__Exercise data__.

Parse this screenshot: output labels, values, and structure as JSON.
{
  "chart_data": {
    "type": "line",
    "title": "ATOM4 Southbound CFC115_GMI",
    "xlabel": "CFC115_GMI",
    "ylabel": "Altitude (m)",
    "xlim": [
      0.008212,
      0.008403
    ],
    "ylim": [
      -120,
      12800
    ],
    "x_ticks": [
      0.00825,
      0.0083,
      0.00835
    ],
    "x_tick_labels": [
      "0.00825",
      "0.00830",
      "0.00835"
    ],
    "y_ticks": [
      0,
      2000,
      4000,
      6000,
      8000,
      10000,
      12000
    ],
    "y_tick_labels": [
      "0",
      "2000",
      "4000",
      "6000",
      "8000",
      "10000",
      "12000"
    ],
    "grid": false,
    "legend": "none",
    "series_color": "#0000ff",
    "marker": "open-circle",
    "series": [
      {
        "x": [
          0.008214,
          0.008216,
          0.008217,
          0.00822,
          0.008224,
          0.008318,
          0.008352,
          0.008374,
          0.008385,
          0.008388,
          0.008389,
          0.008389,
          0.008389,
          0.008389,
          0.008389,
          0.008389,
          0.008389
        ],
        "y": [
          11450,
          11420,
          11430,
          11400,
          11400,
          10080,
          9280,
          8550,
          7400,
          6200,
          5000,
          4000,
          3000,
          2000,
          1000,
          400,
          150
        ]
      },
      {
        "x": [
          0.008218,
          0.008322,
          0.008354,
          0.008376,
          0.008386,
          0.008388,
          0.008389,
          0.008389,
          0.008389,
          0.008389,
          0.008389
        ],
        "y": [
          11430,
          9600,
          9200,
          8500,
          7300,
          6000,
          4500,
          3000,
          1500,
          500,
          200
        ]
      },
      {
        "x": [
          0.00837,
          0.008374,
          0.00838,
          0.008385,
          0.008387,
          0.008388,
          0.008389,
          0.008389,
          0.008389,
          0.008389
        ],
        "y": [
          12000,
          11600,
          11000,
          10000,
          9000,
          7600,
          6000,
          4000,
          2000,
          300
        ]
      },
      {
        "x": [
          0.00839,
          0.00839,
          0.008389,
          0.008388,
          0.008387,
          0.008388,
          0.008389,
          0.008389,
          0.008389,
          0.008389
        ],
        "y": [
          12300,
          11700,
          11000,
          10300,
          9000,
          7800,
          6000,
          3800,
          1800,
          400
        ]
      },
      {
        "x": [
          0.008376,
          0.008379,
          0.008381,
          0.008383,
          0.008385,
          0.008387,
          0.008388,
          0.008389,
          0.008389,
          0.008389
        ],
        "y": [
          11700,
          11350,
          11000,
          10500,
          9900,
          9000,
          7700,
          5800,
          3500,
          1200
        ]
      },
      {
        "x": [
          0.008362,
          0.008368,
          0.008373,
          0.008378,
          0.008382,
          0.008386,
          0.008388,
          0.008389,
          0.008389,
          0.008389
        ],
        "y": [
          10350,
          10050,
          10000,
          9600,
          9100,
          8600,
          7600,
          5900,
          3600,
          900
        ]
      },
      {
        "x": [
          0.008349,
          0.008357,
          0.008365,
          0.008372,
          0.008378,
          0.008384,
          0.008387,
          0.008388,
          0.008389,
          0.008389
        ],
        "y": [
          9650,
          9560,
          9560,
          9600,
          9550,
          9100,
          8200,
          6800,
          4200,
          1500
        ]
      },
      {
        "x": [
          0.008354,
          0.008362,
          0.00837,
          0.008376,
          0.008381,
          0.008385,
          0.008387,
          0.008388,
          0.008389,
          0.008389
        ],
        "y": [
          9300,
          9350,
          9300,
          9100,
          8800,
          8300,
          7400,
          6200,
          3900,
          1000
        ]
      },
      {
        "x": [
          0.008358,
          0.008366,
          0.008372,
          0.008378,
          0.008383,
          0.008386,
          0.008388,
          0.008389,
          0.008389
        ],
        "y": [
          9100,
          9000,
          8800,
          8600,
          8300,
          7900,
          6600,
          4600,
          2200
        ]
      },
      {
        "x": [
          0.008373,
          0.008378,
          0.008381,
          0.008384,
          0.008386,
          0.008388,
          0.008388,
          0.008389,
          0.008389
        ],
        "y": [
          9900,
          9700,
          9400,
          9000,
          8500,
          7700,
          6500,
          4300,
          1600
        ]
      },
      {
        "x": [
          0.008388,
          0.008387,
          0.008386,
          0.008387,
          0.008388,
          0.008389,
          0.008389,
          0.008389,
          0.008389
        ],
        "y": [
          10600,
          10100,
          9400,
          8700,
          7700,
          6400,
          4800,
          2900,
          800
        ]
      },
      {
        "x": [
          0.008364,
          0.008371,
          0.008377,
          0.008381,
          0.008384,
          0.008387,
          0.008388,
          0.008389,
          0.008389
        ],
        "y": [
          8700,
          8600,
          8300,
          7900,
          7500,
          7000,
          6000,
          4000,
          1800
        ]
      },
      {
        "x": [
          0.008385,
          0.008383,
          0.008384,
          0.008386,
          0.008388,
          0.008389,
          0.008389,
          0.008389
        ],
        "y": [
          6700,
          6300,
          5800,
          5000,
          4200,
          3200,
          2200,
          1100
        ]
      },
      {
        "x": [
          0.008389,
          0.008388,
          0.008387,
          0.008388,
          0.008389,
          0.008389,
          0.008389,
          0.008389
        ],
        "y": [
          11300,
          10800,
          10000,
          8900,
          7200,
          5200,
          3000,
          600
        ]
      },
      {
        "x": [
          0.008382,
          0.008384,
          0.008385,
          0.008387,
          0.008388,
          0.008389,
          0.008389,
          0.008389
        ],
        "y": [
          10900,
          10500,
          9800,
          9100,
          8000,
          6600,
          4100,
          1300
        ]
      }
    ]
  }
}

__Job__. Set all of the entries down again, exactly as they were given.

__Written answer__.
Parse this screenshot: output labels, values, and structure as JSON.
{
  "chart_data": {
    "type": "line",
    "title": "ATOM4 Southbound CFC115_GMI",
    "xlabel": "CFC115_GMI",
    "ylabel": "Altitude (m)",
    "xlim": [
      0.008212,
      0.008403
    ],
    "ylim": [
      -120,
      12800
    ],
    "x_ticks": [
      0.00825,
      0.0083,
      0.00835
    ],
    "x_tick_labels": [
      "0.00825",
      "0.00830",
      "0.00835"
    ],
    "y_ticks": [
      0,
      2000,
      4000,
      6000,
      8000,
      10000,
      12000
    ],
    "y_tick_labels": [
      "0",
      "2000",
      "4000",
      "6000",
      "8000",
      "10000",
      "12000"
    ],
    "grid": false,
    "legend": "none",
    "series_color": "#0000ff",
    "marker": "open-circle",
    "series": [
      {
        "x": [
          0.008214,
          0.008216,
          0.008217,
          0.00822,
          0.008224,
          0.008318,
          0.008352,
          0.008374,
          0.008385,
          0.008388,
          0.008389,
          0.008389,
          0.008389,
          0.008389,
          0.008389,
          0.008389,
          0.008389
        ],
        "y": [
          11450,
          11420,
          11430,
          11400,
          11400,
          10080,
          9280,
          8550,
          7400,
          6200,
          5000,
          4000,
          3000,
          2000,
          1000,
          400,
          150
        ]
      },
      {
        "x": [
          0.008218,
          0.008322,
          0.008354,
          0.008376,
          0.008386,
          0.008388,
          0.008389,
          0.008389,
          0.008389,
          0.008389,
          0.008389
        ],
        "y": [
          11430,
          9600,
          9200,
          8500,
          7300,
          6000,
          4500,
          3000,
          1500,
          500,
          200
        ]
      },
      {
        "x": [
          0.00837,
          0.008374,
          0.00838,
          0.008385,
          0.008387,
          0.008388,
          0.008389,
          0.008389,
          0.008389,
          0.008389
        ],
        "y": [
          12000,
          11600,
          11000,
          10000,
          9000,
          7600,
          6000,
          4000,
          2000,
          300
        ]
      },
      {
        "x": [
          0.00839,
          0.00839,
          0.008389,
          0.008388,
          0.008387,
          0.008388,
          0.008389,
          0.008389,
          0.008389,
          0.008389
        ],
        "y": [
          12300,
          11700,
          11000,
          10300,
          9000,
          7800,
          6000,
          3800,
          1800,
          400
        ]
      },
      {
        "x": [
          0.008376,
          0.008379,
          0.008381,
          0.008383,
          0.008385,
          0.008387,
          0.008388,
          0.008389,
          0.008389,
          0.008389
        ],
        "y": [
          11700,
          11350,
          11000,
          10500,
          9900,
          9000,
          7700,
          5800,
          3500,
          1200
        ]
      },
      {
        "x": [
          0.008362,
          0.008368,
          0.008373,
          0.008378,
          0.008382,
          0.008386,
          0.008388,
          0.008389,
          0.008389,
          0.008389
        ],
        "y": [
          10350,
          10050,
          10000,
          9600,
          9100,
          8600,
          7600,
          5900,
          3600,
          900
        ]
      },
      {
        "x": [
          0.008349,
          0.008357,
          0.008365,
          0.008372,
          0.008378,
          0.008384,
          0.008387,
          0.008388,
          0.008389,
          0.008389
        ],
        "y": [
          9650,
          9560,
          9560,
          9600,
          9550,
          9100,
          8200,
          6800,
          4200,
          1500
        ]
      },
      {
        "x": [
          0.008354,
          0.008362,
          0.00837,
          0.008376,
          0.008381,
          0.008385,
          0.008387,
          0.008388,
          0.008389,
          0.008389
        ],
        "y": [
          9300,
          9350,
          9300,
          9100,
          8800,
          8300,
          7400,
          6200,
          3900,
          1000
        ]
      },
      {
        "x": [
          0.008358,
          0.008366,
          0.008372,
          0.008378,
          0.008383,
          0.008386,
          0.008388,
          0.008389,
          0.008389
        ],
        "y": [
          9100,
          9000,
          8800,
          8600,
          8300,
          7900,
          6600,
          4600,
          2200
        ]
      },
      {
        "x": [
          0.008373,
          0.008378,
          0.008381,
          0.008384,
          0.008386,
          0.008388,
          0.008388,
          0.008389,
          0.008389
        ],
        "y": [
          9900,
          9700,
          9400,
          9000,
          8500,
          7700,
          6500,
          4300,
          1600
        ]
      },
      {
        "x": [
          0.008388,
          0.008387,
          0.008386,
          0.008387,
          0.008388,
          0.008389,
          0.008389,
          0.008389,
          0.008389
        ],
        "y": [
          10600,
          10100,
          9400,
          8700,
          7700,
          6400,
          4800,
          2900,
          800
        ]
      },
      {
        "x": [
          0.008364,
          0.008371,
          0.008377,
          0.008381,
          0.008384,
          0.008387,
          0.008388,
          0.008389,
          0.008389
        ],
        "y": [
          8700,
          8600,
          8300,
          7900,
          7500,
          7000,
          6000,
          4000,
          1800
        ]
      },
      {
        "x": [
          0.008385,
          0.008383,
          0.008384,
          0.008386,
          0.008388,
          0.008389,
          0.008389,
          0.008389
        ],
        "y": [
          6700,
          6300,
          5800,
          5000,
          4200,
          3200,
          2200,
          1100
        ]
      },
      {
        "x": [
          0.008389,
          0.008388,
          0.008387,
          0.008388,
          0.008389,
          0.008389,
          0.008389,
          0.008389
        ],
        "y": [
          11300,
          10800,
          10000,
          8900,
          7200,
          5200,
          3000,
          600
        ]
      },
      {
        "x": [
          0.008382,
          0.008384,
          0.008385,
          0.008387,
          0.008388,
          0.008389,
          0.008389,
          0.008389
        ],
        "y": [
          10900,
          10500,
          9800,
          9100,
          8000,
          6600,
          4100,
          1300
        ]
      }
    ]
  }
}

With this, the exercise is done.